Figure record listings
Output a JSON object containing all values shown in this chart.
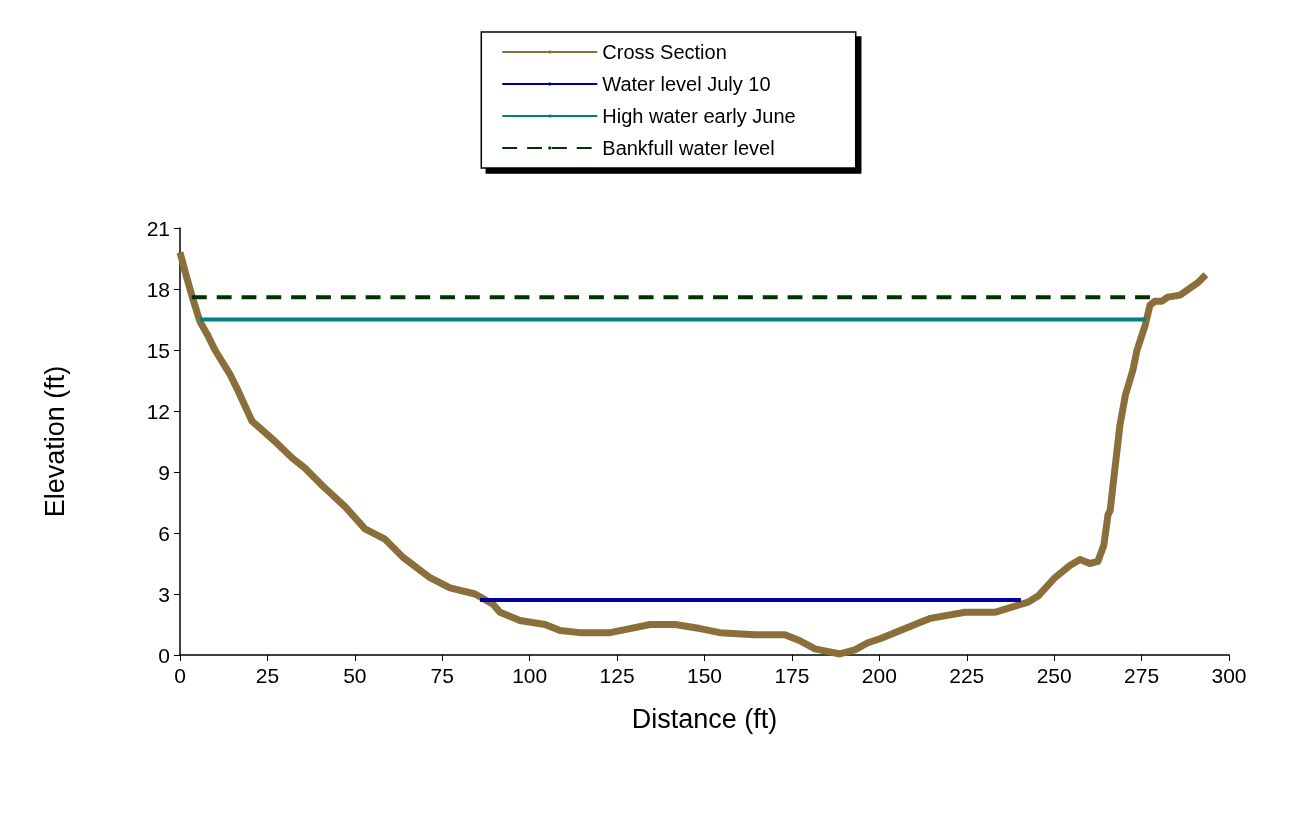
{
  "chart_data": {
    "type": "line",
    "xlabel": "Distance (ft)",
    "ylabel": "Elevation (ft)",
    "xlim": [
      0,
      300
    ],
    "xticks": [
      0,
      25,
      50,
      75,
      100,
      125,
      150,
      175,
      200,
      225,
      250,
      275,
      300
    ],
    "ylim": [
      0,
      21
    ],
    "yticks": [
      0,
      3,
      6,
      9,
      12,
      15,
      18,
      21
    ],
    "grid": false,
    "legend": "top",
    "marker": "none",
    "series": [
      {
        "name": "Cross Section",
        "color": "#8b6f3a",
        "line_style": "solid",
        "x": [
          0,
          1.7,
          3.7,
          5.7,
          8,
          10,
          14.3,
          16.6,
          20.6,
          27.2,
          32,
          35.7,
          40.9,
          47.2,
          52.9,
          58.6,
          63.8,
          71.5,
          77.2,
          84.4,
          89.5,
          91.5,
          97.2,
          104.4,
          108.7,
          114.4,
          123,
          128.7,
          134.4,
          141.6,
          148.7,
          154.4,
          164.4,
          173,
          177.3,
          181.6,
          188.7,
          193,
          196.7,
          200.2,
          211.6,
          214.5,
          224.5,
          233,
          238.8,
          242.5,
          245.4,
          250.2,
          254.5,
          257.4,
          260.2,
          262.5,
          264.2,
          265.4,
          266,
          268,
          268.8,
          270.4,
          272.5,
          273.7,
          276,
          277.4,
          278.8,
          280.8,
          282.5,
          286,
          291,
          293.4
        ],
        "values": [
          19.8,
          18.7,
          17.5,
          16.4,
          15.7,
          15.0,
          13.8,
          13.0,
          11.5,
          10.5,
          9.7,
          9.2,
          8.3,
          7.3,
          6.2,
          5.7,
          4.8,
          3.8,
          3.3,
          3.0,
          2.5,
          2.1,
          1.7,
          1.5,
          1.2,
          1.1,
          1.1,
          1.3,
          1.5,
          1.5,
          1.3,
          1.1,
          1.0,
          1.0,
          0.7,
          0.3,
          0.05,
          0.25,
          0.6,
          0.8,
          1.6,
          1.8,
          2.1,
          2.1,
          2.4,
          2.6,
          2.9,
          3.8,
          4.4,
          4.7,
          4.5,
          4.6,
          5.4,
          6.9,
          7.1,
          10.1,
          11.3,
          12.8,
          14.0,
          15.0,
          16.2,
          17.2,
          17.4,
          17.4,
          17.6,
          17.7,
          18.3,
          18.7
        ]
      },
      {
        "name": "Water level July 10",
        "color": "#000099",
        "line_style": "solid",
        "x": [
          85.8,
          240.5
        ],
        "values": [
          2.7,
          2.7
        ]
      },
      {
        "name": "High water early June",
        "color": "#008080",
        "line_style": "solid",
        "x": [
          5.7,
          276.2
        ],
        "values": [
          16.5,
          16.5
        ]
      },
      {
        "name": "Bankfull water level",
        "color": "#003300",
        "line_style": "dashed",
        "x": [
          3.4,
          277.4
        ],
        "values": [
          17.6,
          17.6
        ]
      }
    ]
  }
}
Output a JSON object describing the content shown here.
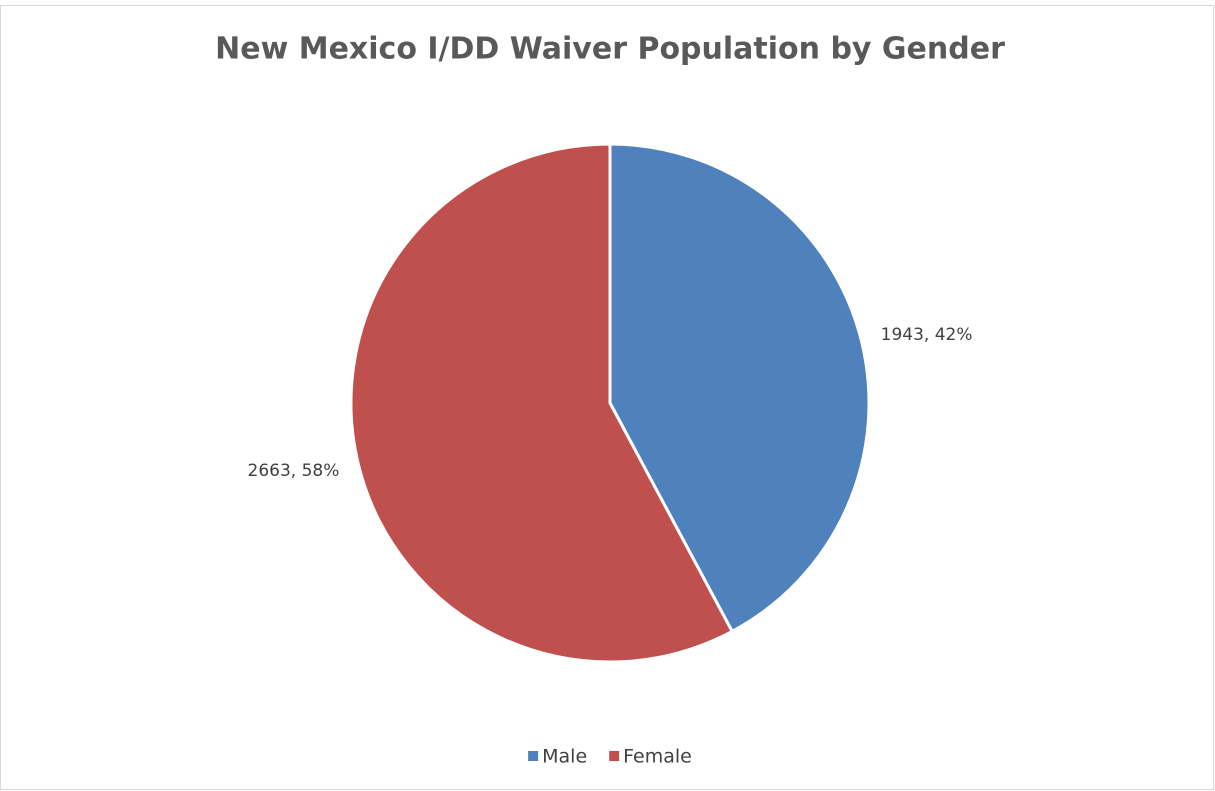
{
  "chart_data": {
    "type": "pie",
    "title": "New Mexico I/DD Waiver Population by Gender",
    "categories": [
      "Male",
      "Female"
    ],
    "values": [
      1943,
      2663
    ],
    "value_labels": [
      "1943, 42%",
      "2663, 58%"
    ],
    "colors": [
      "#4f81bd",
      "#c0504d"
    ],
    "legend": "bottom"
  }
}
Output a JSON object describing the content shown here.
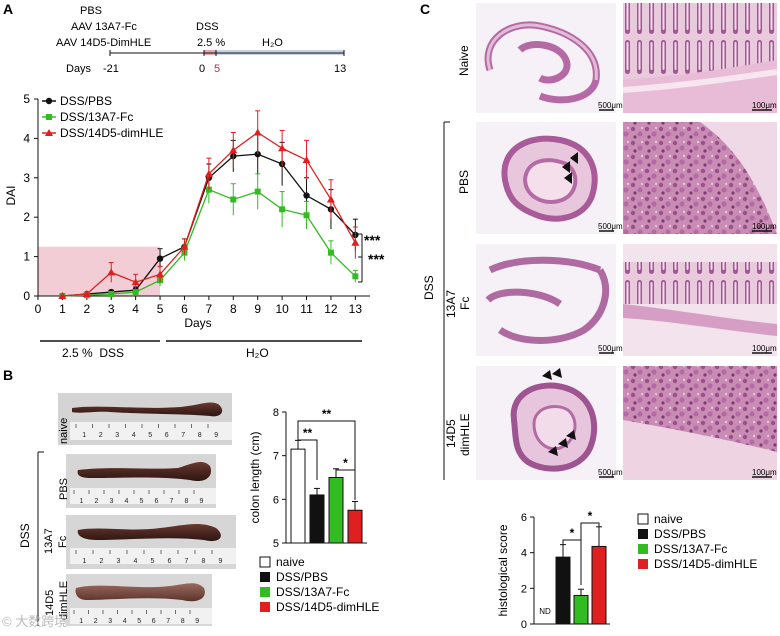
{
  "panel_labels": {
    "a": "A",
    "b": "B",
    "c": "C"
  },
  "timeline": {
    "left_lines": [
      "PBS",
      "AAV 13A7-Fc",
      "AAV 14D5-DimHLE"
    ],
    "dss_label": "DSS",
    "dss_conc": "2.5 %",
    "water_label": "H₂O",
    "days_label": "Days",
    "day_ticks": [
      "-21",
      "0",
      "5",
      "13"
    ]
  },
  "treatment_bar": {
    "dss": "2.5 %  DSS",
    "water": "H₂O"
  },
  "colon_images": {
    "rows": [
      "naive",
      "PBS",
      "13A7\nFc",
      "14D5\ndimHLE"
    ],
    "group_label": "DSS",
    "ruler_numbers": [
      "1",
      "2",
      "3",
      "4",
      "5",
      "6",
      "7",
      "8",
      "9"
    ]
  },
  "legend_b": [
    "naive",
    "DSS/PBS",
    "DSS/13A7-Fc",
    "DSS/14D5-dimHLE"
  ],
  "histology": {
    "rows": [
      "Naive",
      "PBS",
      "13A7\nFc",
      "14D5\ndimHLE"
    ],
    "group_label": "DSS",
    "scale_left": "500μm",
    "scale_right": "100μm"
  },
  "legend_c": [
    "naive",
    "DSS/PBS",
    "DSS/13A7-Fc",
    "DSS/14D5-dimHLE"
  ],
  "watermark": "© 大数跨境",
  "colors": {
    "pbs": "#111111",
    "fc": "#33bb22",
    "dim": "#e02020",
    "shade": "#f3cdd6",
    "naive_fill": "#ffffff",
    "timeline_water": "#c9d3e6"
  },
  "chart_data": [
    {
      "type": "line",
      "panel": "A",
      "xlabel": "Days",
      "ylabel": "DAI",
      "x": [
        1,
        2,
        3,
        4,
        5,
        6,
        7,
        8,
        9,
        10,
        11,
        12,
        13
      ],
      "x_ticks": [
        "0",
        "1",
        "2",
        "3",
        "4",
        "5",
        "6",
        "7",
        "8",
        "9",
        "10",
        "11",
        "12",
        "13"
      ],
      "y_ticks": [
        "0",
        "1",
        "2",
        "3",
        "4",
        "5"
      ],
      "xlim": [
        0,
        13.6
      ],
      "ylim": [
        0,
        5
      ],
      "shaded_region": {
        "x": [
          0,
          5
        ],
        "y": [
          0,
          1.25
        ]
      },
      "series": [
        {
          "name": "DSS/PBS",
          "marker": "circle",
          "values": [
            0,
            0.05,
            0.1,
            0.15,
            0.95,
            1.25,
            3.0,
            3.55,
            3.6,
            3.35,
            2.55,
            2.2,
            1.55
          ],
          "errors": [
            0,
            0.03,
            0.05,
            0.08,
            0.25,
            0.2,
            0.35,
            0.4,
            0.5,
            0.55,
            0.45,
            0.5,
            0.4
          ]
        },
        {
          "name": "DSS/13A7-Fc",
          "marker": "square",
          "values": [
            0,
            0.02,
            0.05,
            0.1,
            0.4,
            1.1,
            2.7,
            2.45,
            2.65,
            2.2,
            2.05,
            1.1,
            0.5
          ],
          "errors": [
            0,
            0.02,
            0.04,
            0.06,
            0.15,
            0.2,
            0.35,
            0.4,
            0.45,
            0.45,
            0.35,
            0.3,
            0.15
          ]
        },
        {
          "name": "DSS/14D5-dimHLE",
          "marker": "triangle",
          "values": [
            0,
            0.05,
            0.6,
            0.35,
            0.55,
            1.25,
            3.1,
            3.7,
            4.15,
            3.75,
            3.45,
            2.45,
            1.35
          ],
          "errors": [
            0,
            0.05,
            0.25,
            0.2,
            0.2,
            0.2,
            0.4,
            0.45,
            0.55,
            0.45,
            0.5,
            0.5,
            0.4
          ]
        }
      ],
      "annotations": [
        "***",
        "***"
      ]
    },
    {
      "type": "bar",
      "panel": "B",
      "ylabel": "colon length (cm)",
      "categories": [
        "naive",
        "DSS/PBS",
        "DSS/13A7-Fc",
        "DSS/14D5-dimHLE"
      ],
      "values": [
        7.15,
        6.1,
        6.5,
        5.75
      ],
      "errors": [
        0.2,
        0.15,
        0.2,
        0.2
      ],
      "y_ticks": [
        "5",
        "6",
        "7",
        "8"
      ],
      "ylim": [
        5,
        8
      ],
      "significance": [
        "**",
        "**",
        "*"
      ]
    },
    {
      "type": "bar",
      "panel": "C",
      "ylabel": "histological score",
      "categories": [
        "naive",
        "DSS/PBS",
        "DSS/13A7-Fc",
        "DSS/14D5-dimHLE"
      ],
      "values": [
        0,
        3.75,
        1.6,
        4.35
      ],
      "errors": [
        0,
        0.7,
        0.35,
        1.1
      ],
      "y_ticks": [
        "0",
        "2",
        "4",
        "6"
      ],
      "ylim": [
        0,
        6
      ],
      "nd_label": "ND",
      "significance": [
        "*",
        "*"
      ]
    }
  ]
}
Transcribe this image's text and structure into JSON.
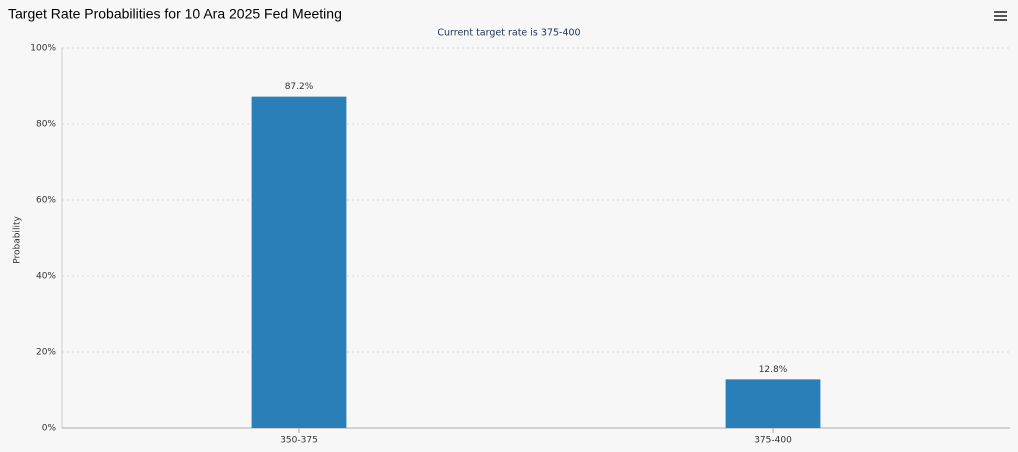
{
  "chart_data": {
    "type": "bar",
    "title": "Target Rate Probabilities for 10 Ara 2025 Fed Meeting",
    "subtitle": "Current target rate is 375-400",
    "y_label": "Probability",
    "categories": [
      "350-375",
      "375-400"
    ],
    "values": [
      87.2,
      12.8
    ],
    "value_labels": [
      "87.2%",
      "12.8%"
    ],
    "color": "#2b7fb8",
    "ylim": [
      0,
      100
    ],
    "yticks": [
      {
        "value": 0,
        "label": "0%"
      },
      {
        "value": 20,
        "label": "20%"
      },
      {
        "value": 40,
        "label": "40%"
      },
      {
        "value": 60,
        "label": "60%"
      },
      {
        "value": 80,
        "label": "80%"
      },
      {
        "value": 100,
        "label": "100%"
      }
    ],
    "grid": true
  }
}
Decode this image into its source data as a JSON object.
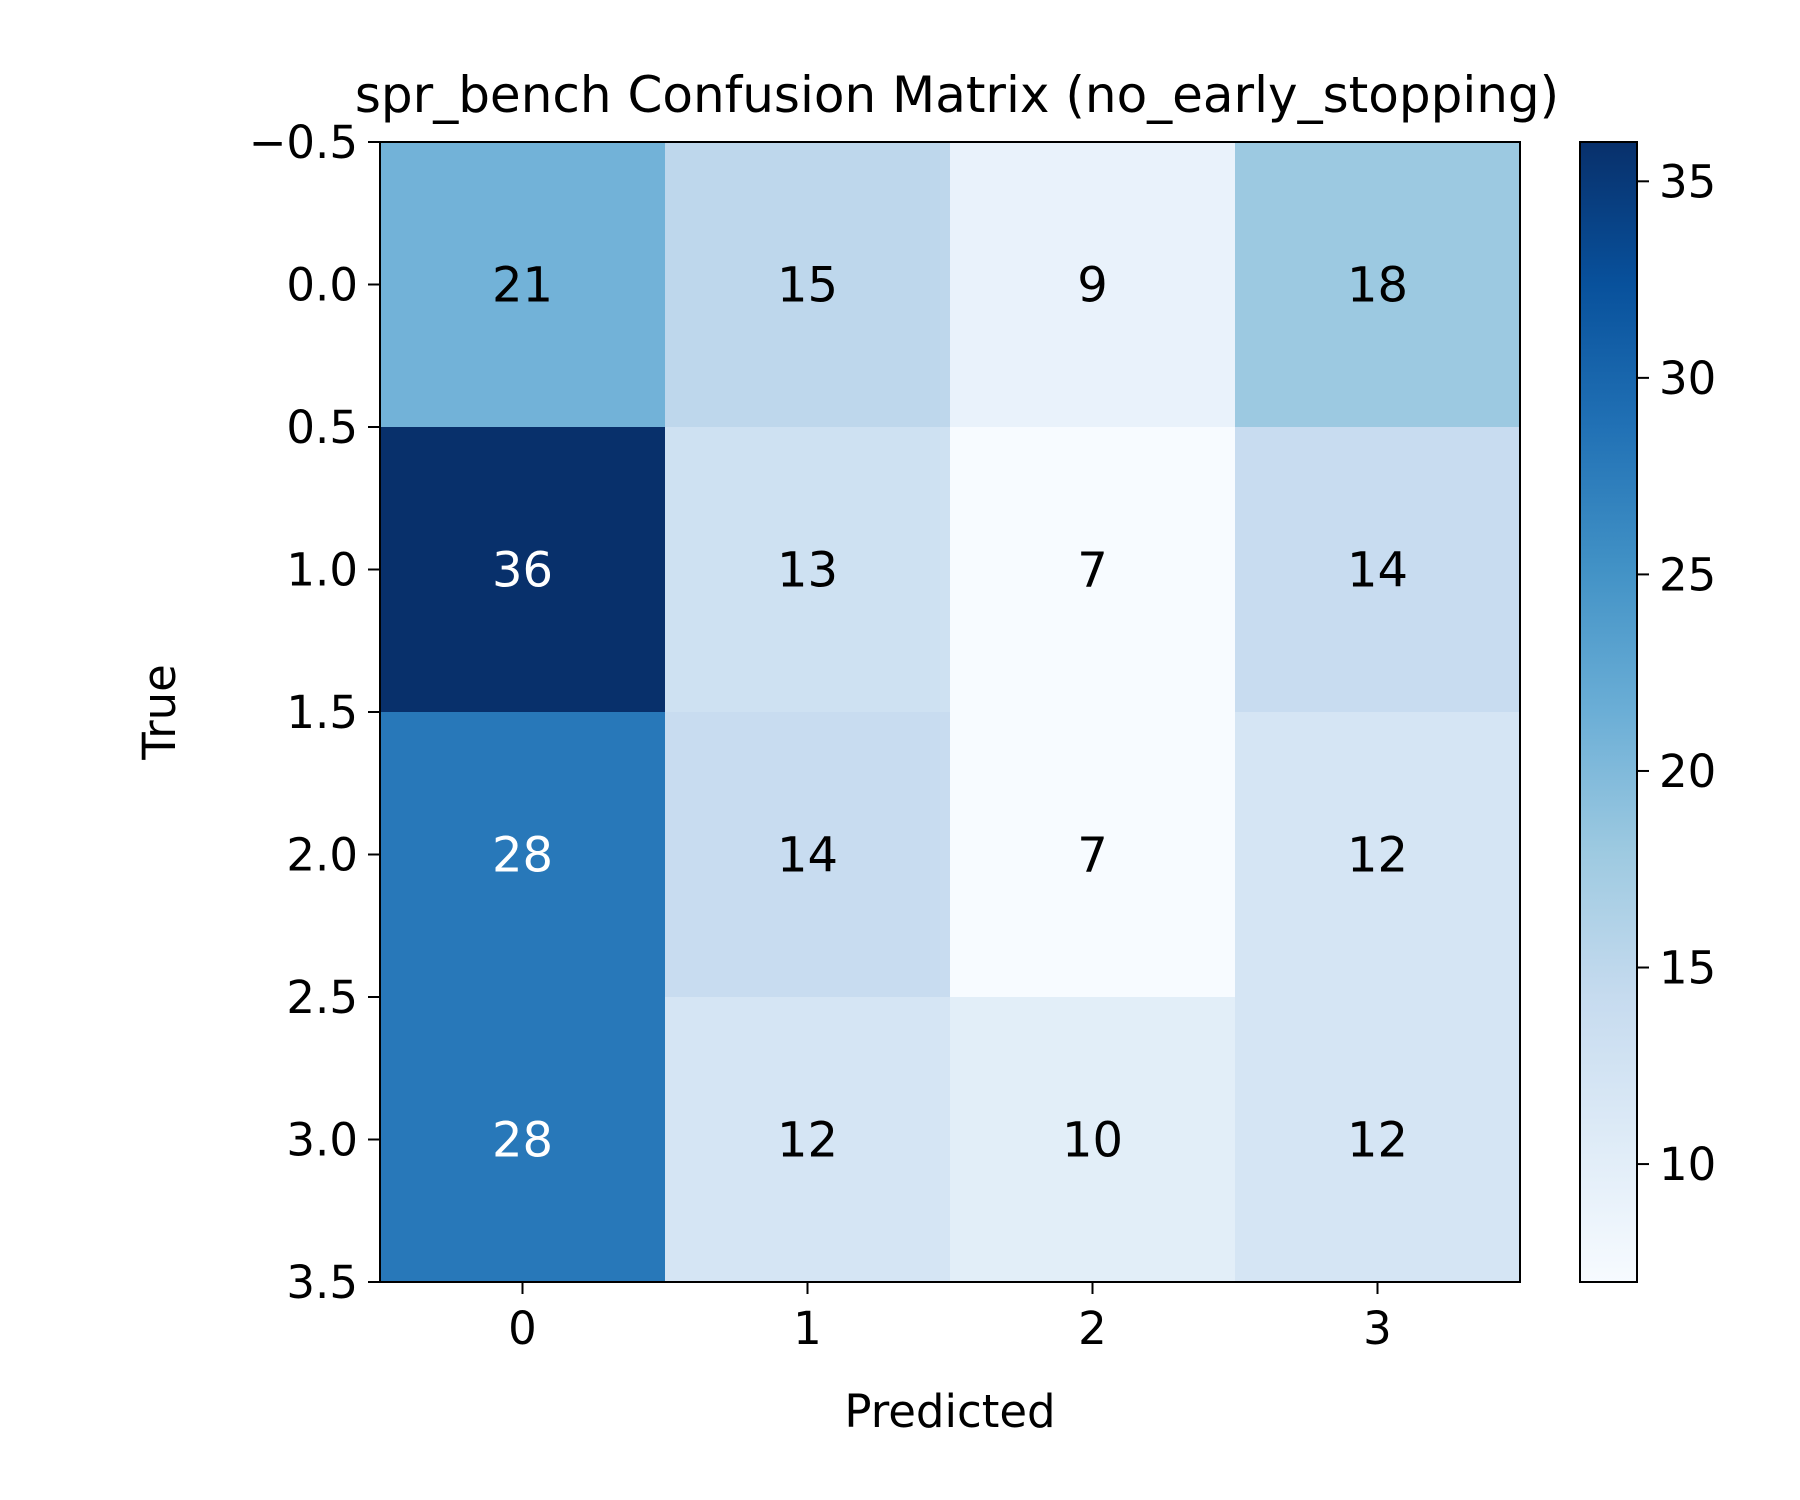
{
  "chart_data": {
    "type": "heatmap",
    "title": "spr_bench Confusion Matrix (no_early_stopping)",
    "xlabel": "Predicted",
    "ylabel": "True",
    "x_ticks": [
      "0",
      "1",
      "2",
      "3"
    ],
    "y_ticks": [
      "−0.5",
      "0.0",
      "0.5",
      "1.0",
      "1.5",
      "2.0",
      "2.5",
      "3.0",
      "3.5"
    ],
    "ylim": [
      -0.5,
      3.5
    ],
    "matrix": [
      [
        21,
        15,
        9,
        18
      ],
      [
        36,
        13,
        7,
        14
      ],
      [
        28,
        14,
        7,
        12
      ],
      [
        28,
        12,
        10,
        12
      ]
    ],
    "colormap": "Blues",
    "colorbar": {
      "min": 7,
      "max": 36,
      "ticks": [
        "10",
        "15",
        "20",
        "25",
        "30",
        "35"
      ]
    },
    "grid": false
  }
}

### Problem details
Above are the records. Copy exactly, and only, the lines from the line containing "Transcribe this image's" through the last one, omitting any pictures.

### Result of the task
Transcribe this image's text and structure into JSON.
{
  "chart_data": {
    "type": "bar",
    "title": "Target Rate Probabilities for 10 Ara 2025 Fed Meeting",
    "subtitle": "Current target rate is 375-400",
    "y_label": "Probability",
    "categories": [
      "350-375",
      "375-400"
    ],
    "values": [
      87.2,
      12.8
    ],
    "value_labels": [
      "87.2%",
      "12.8%"
    ],
    "color": "#2b7fb8",
    "ylim": [
      0,
      100
    ],
    "yticks": [
      {
        "value": 0,
        "label": "0%"
      },
      {
        "value": 20,
        "label": "20%"
      },
      {
        "value": 40,
        "label": "40%"
      },
      {
        "value": 60,
        "label": "60%"
      },
      {
        "value": 80,
        "label": "80%"
      },
      {
        "value": 100,
        "label": "100%"
      }
    ],
    "grid": true
  }
}
Decode this image into its source data as a JSON object.
{
  "chart_data": {
    "type": "heatmap",
    "title": "spr_bench Confusion Matrix (no_early_stopping)",
    "xlabel": "Predicted",
    "ylabel": "True",
    "x_ticks": [
      "0",
      "1",
      "2",
      "3"
    ],
    "y_ticks": [
      "−0.5",
      "0.0",
      "0.5",
      "1.0",
      "1.5",
      "2.0",
      "2.5",
      "3.0",
      "3.5"
    ],
    "ylim": [
      -0.5,
      3.5
    ],
    "matrix": [
      [
        21,
        15,
        9,
        18
      ],
      [
        36,
        13,
        7,
        14
      ],
      [
        28,
        14,
        7,
        12
      ],
      [
        28,
        12,
        10,
        12
      ]
    ],
    "colormap": "Blues",
    "colorbar": {
      "min": 7,
      "max": 36,
      "ticks": [
        "10",
        "15",
        "20",
        "25",
        "30",
        "35"
      ]
    },
    "grid": false
  }
}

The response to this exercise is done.